Task brief: Transcribe the records exactly. Pictures do not belong in the transcription.

Available data:

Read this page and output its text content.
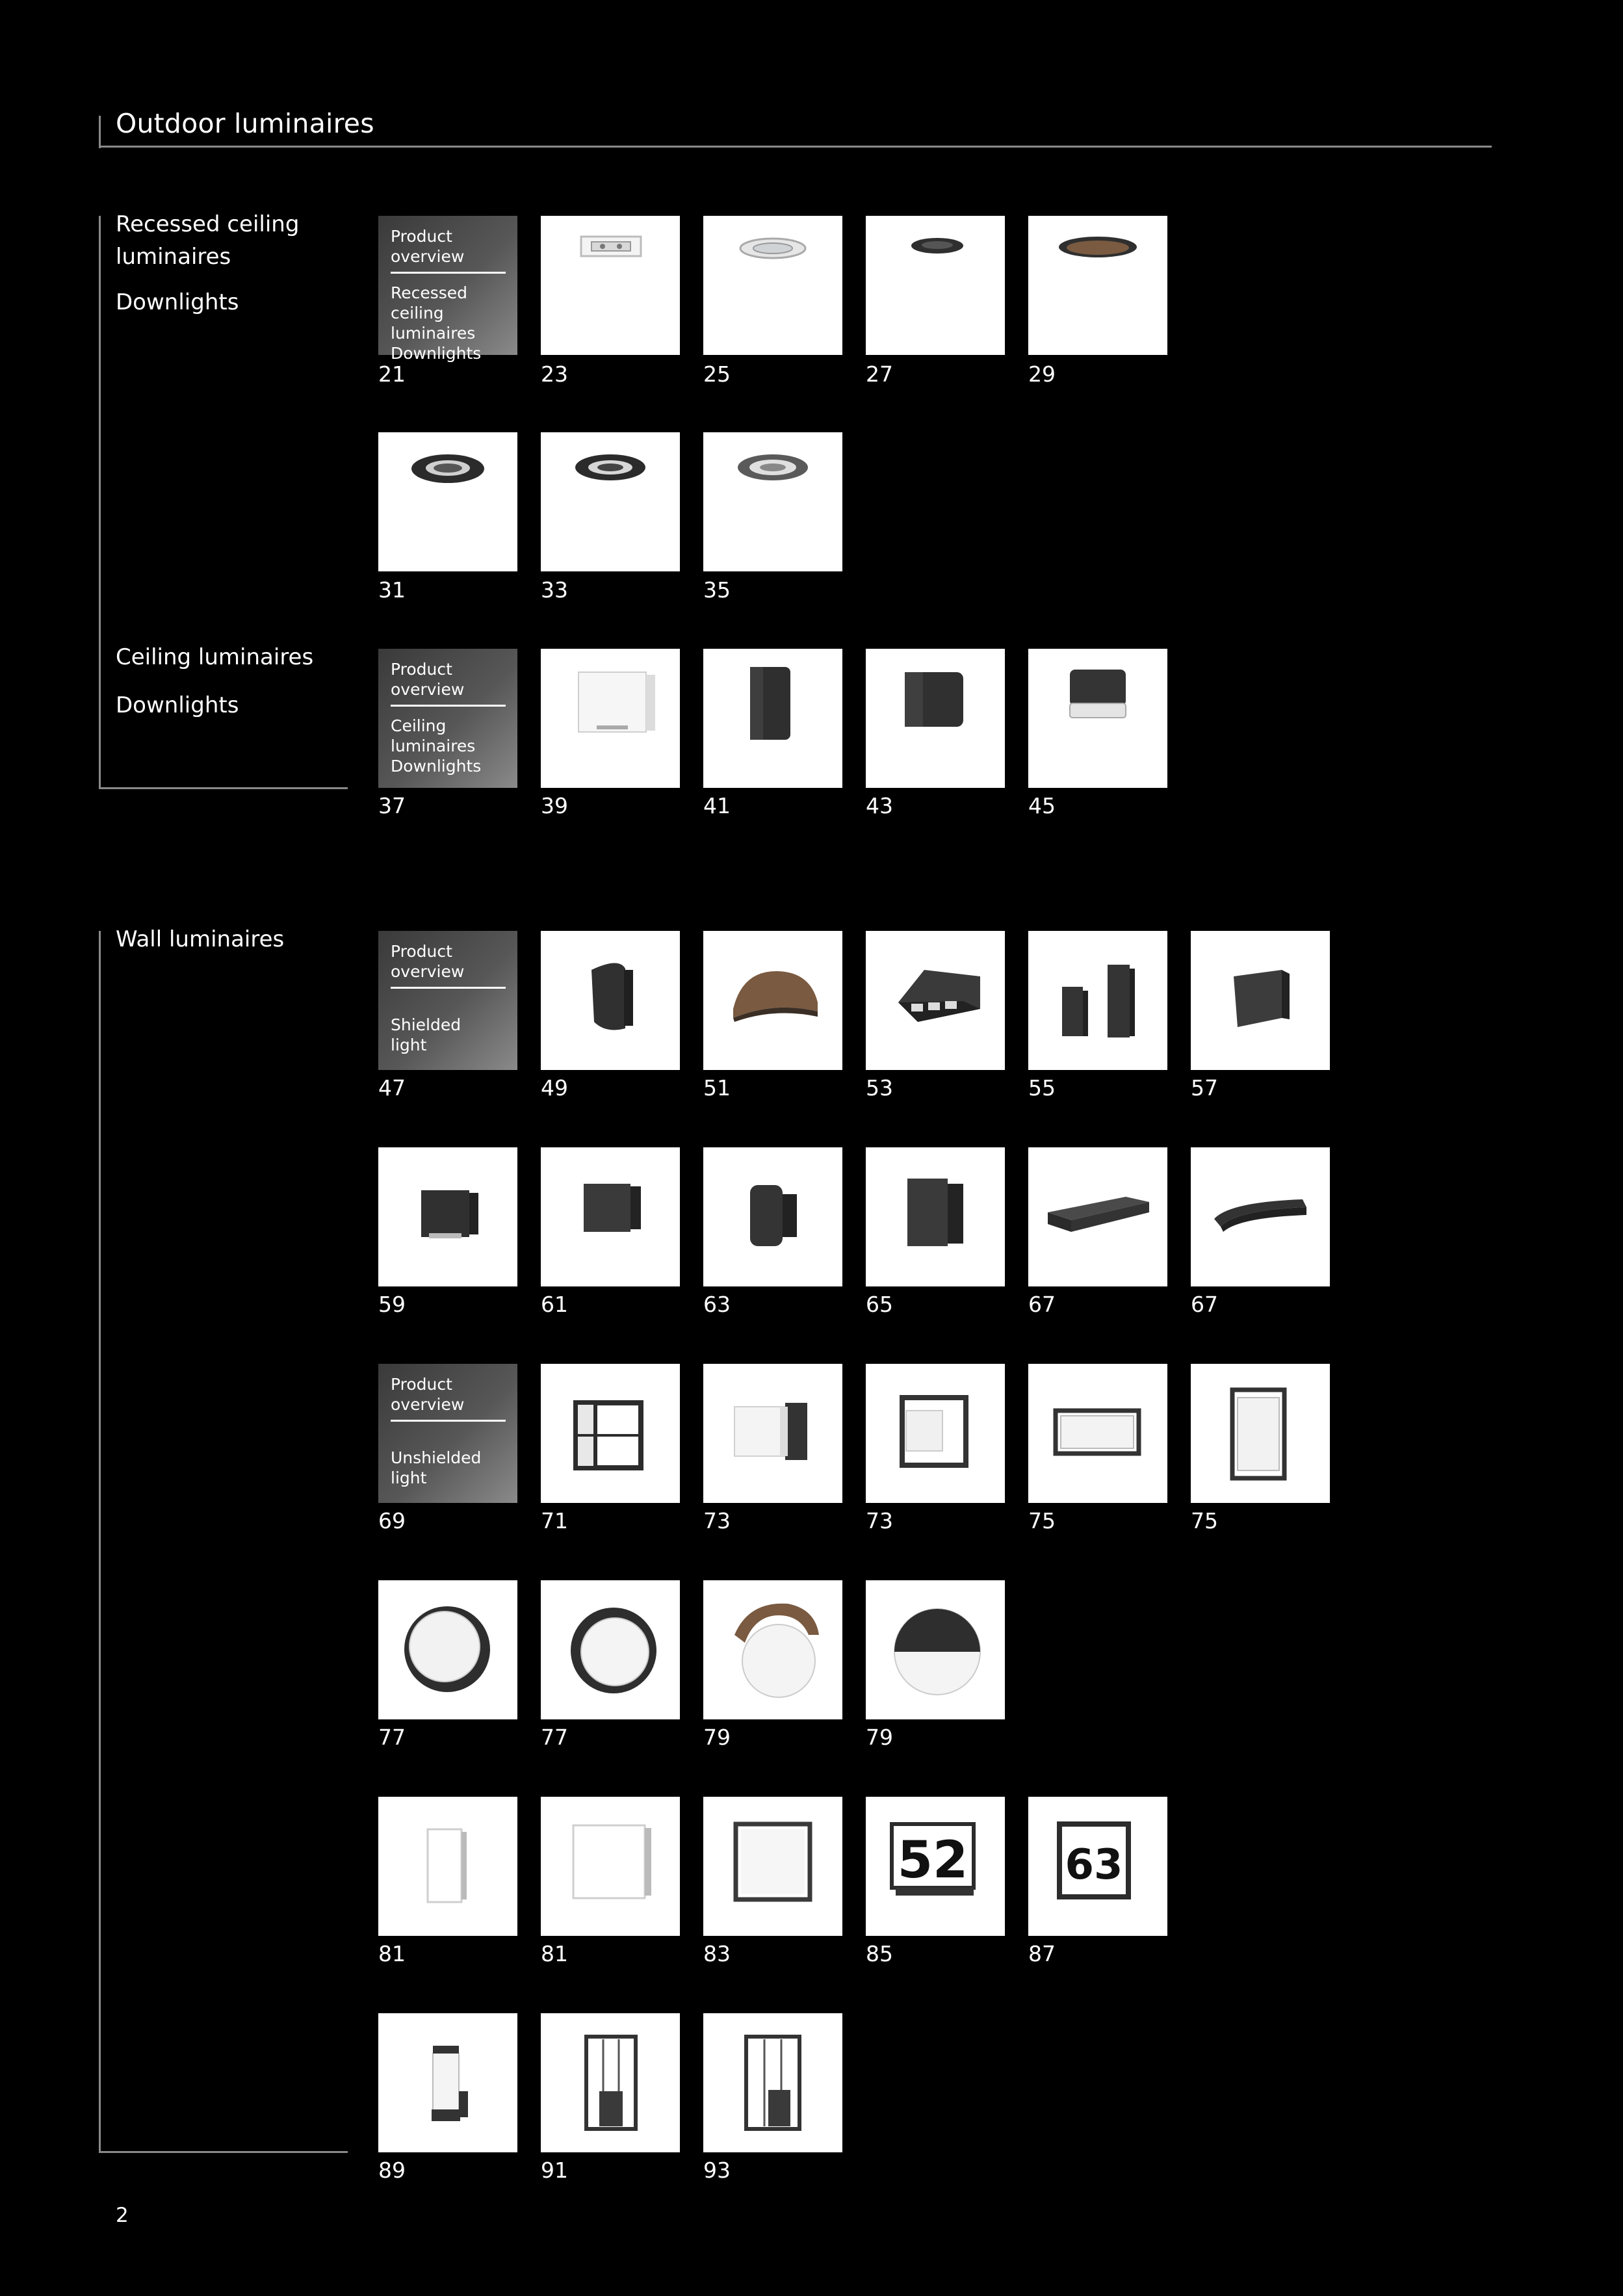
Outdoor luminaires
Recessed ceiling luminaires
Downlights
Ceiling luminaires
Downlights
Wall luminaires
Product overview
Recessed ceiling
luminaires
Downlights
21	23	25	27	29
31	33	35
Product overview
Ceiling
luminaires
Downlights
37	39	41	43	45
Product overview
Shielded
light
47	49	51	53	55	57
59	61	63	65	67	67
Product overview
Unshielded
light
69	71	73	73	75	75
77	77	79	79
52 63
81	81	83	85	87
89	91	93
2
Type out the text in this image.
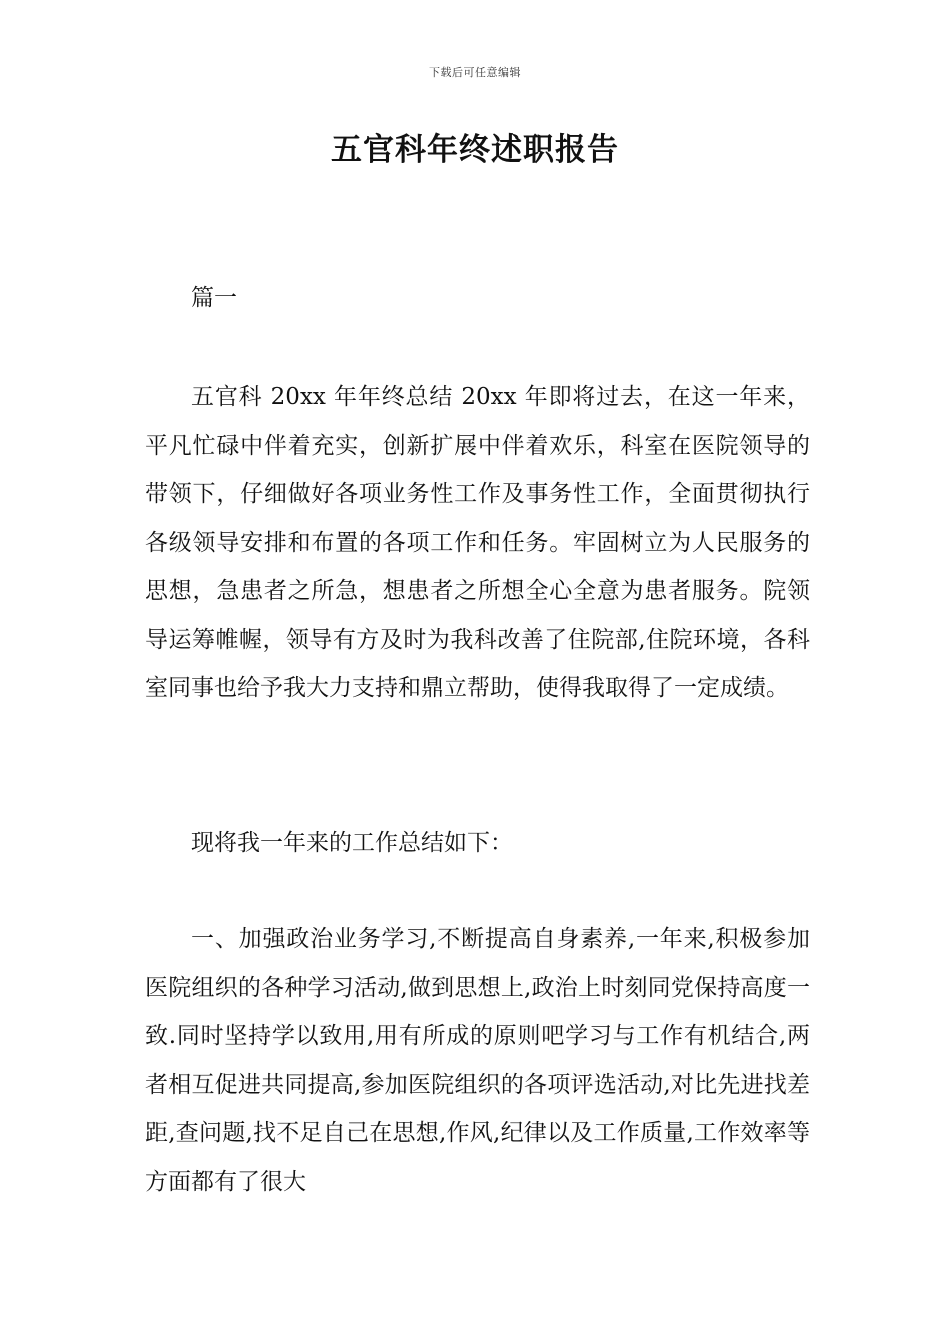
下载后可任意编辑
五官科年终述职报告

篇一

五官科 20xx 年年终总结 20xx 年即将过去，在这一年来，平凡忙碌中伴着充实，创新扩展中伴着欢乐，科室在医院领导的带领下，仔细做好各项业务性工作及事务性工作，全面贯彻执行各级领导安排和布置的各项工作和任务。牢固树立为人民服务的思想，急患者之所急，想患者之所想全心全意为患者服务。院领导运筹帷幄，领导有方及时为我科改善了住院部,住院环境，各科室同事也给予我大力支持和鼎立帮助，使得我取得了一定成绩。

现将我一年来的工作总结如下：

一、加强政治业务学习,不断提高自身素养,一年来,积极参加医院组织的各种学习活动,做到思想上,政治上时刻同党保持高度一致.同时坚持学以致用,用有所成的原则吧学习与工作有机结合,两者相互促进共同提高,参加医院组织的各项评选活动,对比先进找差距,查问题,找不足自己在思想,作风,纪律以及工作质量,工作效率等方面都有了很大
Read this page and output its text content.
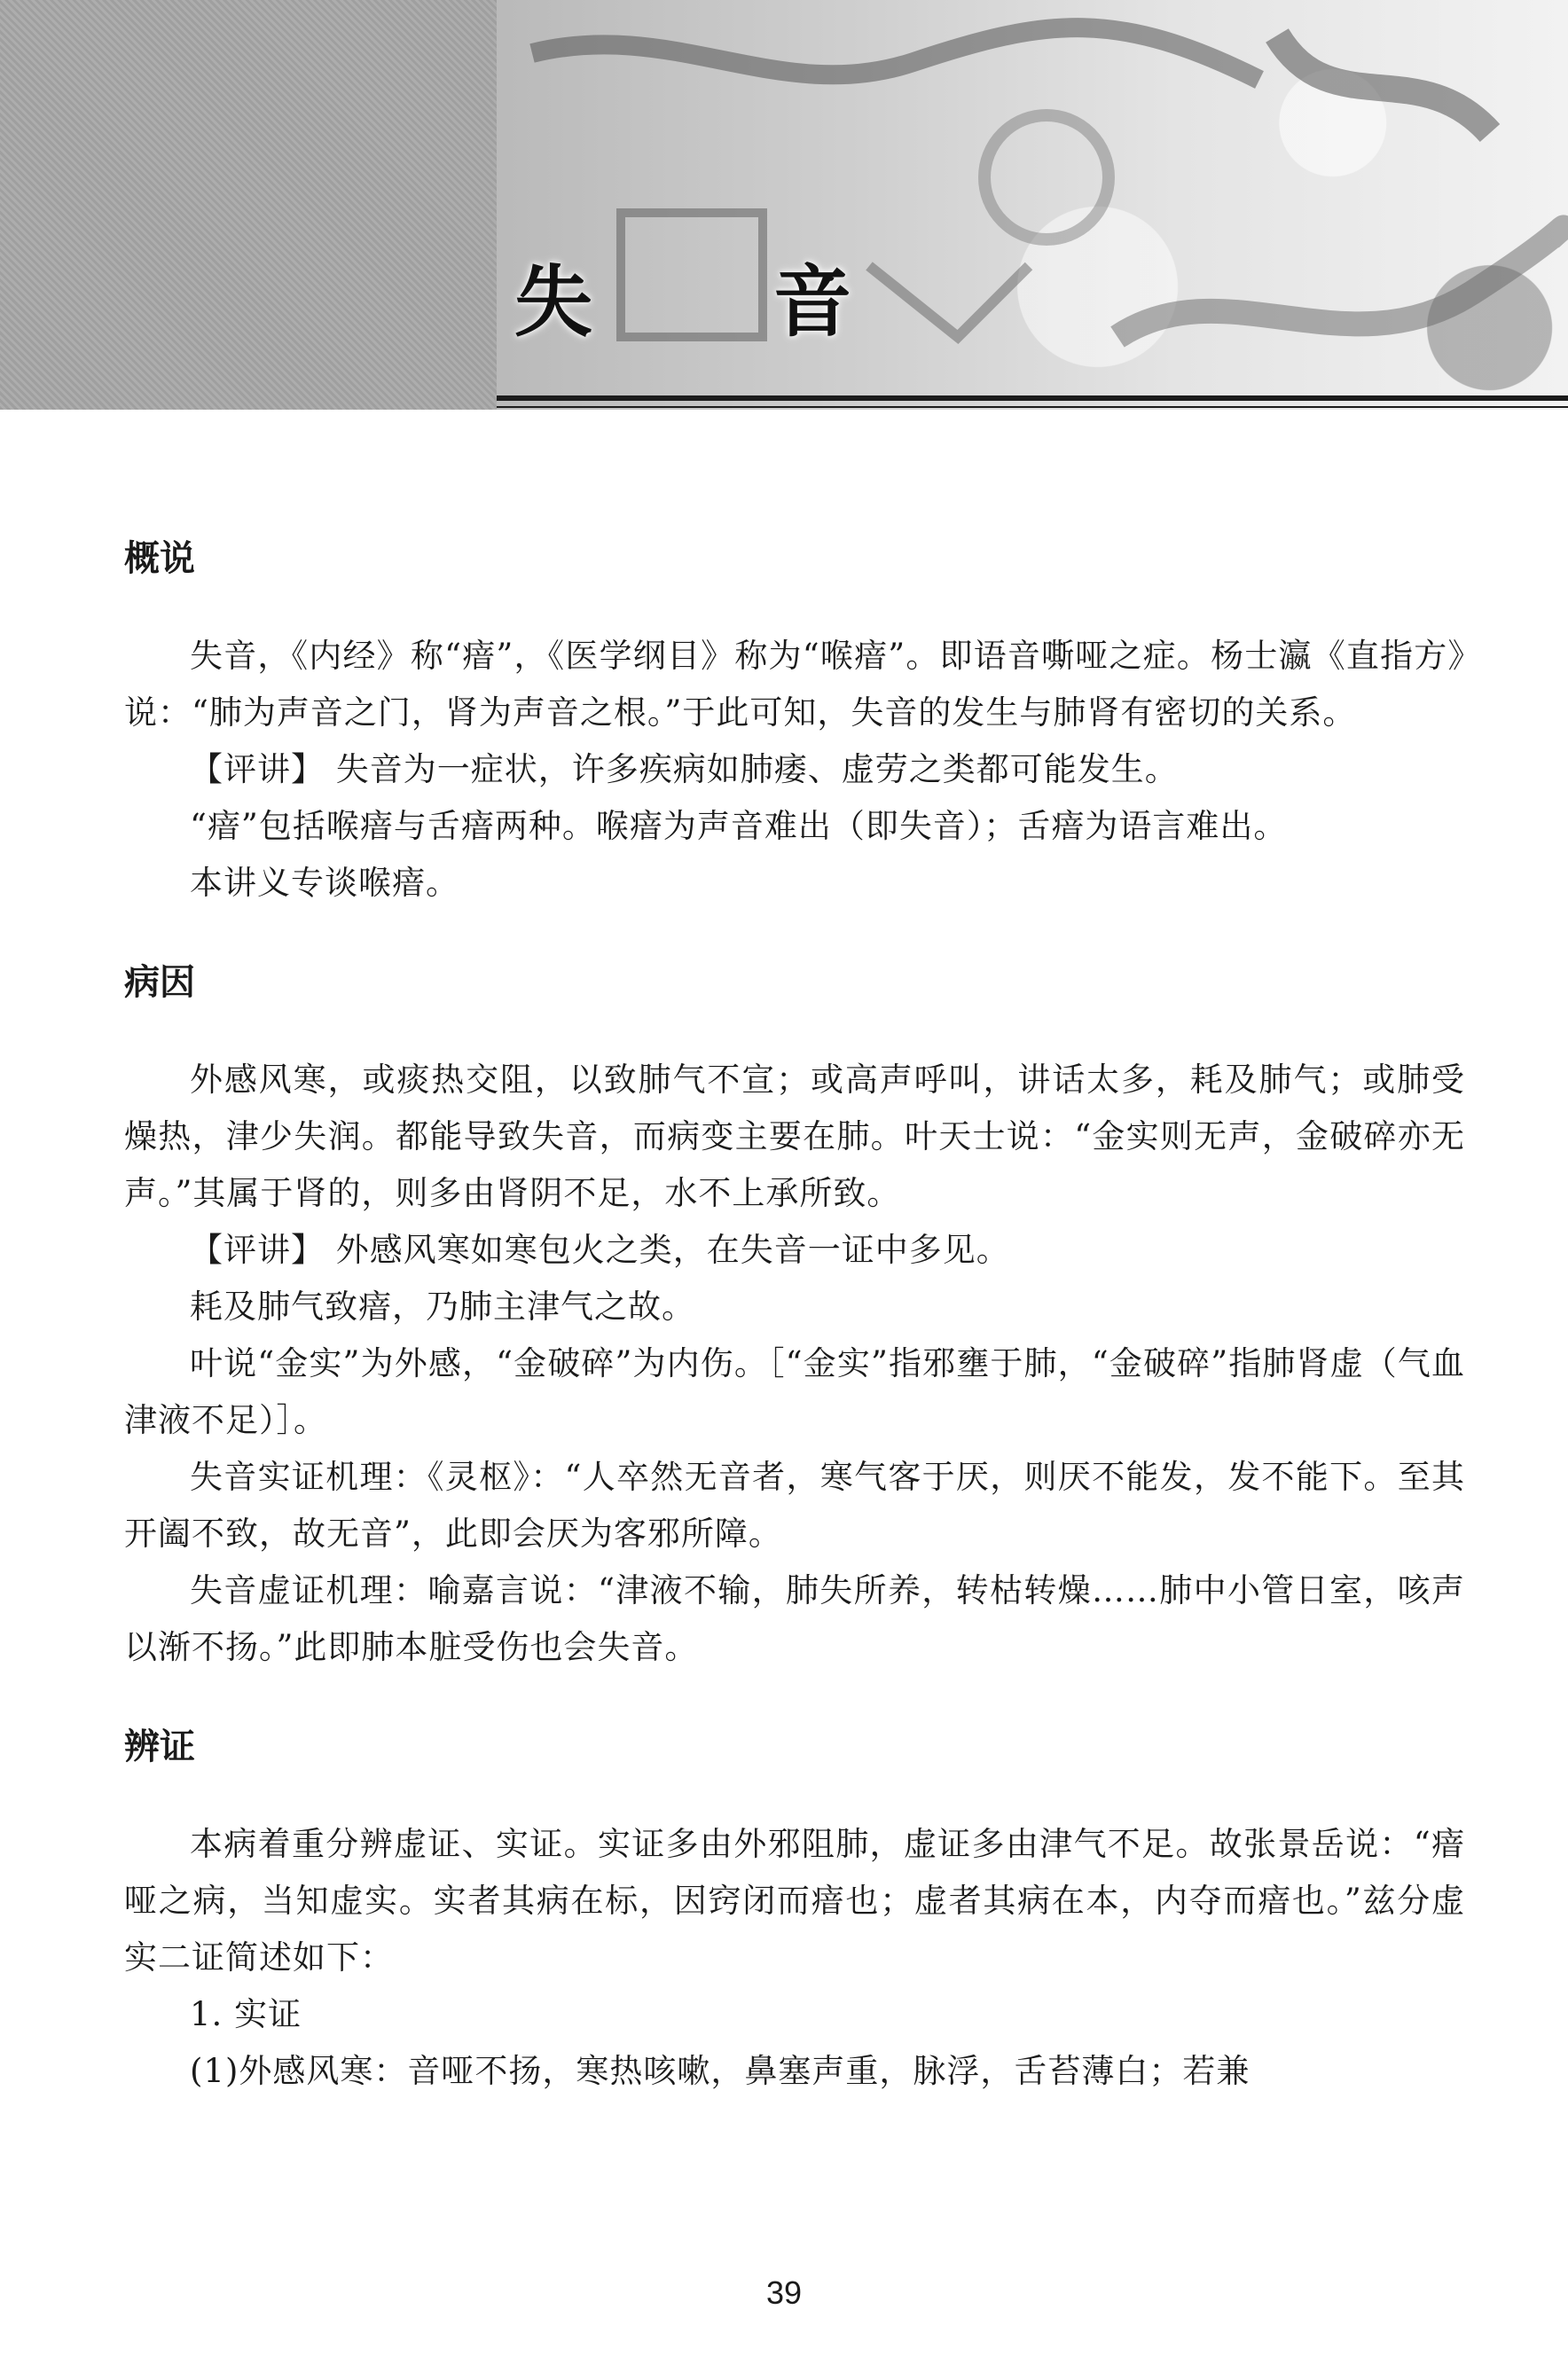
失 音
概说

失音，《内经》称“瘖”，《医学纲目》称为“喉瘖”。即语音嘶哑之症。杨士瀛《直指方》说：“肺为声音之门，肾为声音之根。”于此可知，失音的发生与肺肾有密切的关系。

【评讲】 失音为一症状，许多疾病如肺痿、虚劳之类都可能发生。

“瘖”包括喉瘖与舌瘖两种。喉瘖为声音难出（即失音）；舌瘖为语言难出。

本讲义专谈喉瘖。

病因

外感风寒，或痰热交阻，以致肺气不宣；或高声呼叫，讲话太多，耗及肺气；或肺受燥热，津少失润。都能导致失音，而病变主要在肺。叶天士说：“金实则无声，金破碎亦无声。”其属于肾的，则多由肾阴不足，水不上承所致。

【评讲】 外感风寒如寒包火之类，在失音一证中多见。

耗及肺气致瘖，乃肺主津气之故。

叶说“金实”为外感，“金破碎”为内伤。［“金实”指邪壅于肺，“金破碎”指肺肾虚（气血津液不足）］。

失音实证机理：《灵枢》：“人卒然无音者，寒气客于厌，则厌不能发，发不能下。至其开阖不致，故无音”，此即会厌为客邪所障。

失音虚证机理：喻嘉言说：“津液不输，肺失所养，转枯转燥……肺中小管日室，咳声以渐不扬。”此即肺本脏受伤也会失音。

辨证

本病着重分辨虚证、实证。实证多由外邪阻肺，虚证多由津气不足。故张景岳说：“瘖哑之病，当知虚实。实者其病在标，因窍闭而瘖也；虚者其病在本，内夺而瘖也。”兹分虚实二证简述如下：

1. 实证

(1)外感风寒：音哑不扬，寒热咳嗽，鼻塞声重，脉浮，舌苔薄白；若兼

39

Task answer:
Read this page and output its text content.
Outdoor luminaires
Recessed ceiling luminaires
Downlights
Ceiling luminaires
Downlights
Wall luminaires
Product overview
Recessed ceiling
luminaires
Downlights
21	23	25	27	29
31	33	35
Product overview
Ceiling
luminaires
Downlights
37	39	41	43	45
Product overview
Shielded
light
47	49	51	53	55	57
59	61	63	65	67	67
Product overview
Unshielded
light
69	71	73	73	75	75
77	77	79	79
52 63
81	81	83	85	87
89	91	93
2
Type out the text in this image.
下载后可任意编辑
五官科年终述职报告

篇一

五官科 20xx 年年终总结 20xx 年即将过去，在这一年来，平凡忙碌中伴着充实，创新扩展中伴着欢乐，科室在医院领导的带领下，仔细做好各项业务性工作及事务性工作，全面贯彻执行各级领导安排和布置的各项工作和任务。牢固树立为人民服务的思想，急患者之所急，想患者之所想全心全意为患者服务。院领导运筹帷幄，领导有方及时为我科改善了住院部,住院环境，各科室同事也给予我大力支持和鼎立帮助，使得我取得了一定成绩。

现将我一年来的工作总结如下：

一、加强政治业务学习,不断提高自身素养,一年来,积极参加医院组织的各种学习活动,做到思想上,政治上时刻同党保持高度一致.同时坚持学以致用,用有所成的原则吧学习与工作有机结合,两者相互促进共同提高,参加医院组织的各项评选活动,对比先进找差距,查问题,找不足自己在思想,作风,纪律以及工作质量,工作效率等方面都有了很大
Read this page and output its text content.
失 音
概说

失音，《内经》称“瘖”，《医学纲目》称为“喉瘖”。即语音嘶哑之症。杨士瀛《直指方》说：“肺为声音之门，肾为声音之根。”于此可知，失音的发生与肺肾有密切的关系。

【评讲】 失音为一症状，许多疾病如肺痿、虚劳之类都可能发生。

“瘖”包括喉瘖与舌瘖两种。喉瘖为声音难出（即失音）；舌瘖为语言难出。

本讲义专谈喉瘖。

病因

外感风寒，或痰热交阻，以致肺气不宣；或高声呼叫，讲话太多，耗及肺气；或肺受燥热，津少失润。都能导致失音，而病变主要在肺。叶天士说：“金实则无声，金破碎亦无声。”其属于肾的，则多由肾阴不足，水不上承所致。

【评讲】 外感风寒如寒包火之类，在失音一证中多见。

耗及肺气致瘖，乃肺主津气之故。

叶说“金实”为外感，“金破碎”为内伤。［“金实”指邪壅于肺，“金破碎”指肺肾虚（气血津液不足）］。

失音实证机理：《灵枢》：“人卒然无音者，寒气客于厌，则厌不能发，发不能下。至其开阖不致，故无音”，此即会厌为客邪所障。

失音虚证机理：喻嘉言说：“津液不输，肺失所养，转枯转燥……肺中小管日室，咳声以渐不扬。”此即肺本脏受伤也会失音。

辨证

本病着重分辨虚证、实证。实证多由外邪阻肺，虚证多由津气不足。故张景岳说：“瘖哑之病，当知虚实。实者其病在标，因窍闭而瘖也；虚者其病在本，内夺而瘖也。”兹分虚实二证简述如下：

1. 实证

(1)外感风寒：音哑不扬，寒热咳嗽，鼻塞声重，脉浮，舌苔薄白；若兼

39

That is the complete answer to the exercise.